## WHAT TO WORK ON:
Locate all lines with the word "тегов" and copy them out.

## THE RECORDS:
★ ★ ★ ★

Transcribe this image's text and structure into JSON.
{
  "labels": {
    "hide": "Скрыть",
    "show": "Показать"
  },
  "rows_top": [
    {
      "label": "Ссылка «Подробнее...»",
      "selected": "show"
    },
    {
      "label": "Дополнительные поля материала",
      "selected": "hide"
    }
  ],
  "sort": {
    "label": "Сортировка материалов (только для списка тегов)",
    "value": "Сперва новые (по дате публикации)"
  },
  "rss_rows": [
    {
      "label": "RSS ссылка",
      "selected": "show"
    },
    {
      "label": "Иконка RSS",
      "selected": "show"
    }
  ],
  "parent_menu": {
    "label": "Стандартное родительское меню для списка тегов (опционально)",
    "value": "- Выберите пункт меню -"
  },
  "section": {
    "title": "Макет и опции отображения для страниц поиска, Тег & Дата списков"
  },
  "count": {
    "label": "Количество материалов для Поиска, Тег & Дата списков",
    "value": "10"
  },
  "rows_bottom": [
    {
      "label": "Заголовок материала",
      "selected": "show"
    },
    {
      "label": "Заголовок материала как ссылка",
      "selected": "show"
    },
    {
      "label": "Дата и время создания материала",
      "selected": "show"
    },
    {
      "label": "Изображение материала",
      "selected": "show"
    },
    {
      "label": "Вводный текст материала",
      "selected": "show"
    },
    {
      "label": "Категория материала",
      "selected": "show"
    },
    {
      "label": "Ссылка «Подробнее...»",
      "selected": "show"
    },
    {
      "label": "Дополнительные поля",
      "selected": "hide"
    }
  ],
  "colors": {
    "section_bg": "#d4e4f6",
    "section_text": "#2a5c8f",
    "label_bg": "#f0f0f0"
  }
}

★ ★ ★ ★

## EXERCISE OUTPUT:
    "label": "Сортировка материалов (только для списка тегов)",
    "label": "Стандартное родительское меню для списка тегов (опционально)",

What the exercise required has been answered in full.